From the entries that follow, pick out all lines holding "acesso".

(Dataset items)
- - - - - - -

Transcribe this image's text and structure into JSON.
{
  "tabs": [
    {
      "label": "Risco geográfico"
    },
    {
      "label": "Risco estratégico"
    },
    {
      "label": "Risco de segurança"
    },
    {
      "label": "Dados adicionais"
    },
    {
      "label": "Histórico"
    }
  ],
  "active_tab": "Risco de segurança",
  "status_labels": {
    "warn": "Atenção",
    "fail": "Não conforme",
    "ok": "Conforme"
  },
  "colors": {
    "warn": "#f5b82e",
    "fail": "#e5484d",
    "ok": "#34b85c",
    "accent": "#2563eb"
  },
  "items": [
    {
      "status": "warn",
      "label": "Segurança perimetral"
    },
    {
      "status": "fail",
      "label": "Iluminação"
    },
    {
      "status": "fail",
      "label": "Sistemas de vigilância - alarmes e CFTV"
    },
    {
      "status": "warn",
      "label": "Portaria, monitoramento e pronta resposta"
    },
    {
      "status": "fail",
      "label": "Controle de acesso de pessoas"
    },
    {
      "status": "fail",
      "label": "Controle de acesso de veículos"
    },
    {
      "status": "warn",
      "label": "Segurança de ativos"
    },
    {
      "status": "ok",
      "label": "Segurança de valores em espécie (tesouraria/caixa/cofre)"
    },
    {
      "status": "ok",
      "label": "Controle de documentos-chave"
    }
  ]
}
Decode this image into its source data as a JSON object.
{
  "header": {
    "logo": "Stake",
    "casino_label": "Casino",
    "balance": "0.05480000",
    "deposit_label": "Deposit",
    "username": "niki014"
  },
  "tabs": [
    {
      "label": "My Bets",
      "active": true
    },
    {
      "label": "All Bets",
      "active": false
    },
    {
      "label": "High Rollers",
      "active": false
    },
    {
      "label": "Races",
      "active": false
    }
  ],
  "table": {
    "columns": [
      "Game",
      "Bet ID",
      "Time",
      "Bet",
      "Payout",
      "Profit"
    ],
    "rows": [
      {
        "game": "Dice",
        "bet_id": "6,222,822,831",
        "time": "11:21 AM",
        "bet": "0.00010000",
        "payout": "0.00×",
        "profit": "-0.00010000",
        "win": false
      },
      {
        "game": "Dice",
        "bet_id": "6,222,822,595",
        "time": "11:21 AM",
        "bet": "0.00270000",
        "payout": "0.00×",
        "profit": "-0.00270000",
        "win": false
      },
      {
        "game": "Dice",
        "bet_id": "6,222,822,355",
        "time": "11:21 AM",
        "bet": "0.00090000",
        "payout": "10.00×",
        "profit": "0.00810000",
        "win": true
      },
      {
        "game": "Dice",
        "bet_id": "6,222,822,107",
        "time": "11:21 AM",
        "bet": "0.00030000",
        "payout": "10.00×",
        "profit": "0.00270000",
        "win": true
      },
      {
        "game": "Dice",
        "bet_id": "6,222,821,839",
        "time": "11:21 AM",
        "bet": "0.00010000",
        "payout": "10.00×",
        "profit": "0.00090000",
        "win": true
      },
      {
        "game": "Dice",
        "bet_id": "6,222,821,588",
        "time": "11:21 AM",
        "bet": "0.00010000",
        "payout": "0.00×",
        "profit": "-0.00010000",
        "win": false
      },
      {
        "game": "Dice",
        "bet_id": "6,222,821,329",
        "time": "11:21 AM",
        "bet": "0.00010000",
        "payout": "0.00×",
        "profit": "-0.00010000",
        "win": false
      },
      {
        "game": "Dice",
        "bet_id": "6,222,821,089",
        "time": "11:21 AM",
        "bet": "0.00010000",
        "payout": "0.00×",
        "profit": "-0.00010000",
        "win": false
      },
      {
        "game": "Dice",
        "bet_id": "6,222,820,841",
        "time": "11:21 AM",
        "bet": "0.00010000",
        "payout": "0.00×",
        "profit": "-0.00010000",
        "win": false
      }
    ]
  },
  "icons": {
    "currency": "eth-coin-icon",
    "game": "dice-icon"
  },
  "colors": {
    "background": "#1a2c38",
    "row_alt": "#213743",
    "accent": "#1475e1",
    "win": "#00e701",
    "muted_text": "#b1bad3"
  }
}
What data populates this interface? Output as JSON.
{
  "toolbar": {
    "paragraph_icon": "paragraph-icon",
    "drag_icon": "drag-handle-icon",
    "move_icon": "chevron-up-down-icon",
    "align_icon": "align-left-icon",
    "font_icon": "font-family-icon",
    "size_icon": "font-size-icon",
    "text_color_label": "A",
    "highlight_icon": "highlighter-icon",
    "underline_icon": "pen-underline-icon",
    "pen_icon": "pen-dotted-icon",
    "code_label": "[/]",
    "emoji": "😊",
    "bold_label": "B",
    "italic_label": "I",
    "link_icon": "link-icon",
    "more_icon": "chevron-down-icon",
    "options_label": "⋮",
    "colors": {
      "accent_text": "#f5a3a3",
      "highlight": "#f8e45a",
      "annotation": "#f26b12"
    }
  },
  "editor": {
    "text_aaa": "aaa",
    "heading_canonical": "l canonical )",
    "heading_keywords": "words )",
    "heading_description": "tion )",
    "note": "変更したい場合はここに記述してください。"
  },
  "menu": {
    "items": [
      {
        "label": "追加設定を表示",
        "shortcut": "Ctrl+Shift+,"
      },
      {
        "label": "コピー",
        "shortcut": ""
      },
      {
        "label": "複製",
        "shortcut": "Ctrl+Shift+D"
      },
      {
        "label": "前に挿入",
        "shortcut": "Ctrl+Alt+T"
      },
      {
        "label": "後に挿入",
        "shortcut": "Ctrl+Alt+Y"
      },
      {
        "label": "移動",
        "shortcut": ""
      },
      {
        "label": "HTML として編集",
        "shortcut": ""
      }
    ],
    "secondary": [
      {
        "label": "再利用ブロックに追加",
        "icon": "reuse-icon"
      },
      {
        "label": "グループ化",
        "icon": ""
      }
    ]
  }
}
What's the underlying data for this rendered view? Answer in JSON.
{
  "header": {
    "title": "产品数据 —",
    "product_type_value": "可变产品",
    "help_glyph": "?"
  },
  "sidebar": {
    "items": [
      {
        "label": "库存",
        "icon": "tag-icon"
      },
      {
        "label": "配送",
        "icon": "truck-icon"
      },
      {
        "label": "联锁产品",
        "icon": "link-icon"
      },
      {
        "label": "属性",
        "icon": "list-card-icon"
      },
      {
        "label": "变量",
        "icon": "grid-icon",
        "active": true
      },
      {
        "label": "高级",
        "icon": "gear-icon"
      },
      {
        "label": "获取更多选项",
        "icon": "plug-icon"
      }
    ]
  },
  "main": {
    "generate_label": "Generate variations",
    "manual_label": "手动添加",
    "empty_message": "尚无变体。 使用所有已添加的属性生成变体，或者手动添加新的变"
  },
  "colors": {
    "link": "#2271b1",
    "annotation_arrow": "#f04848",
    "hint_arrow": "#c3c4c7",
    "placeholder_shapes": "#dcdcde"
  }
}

- - - - - - -

**EXERCISE RESULT**
      "label": "Controle de acesso de pessoas"
      "label": "Controle de acesso de veículos"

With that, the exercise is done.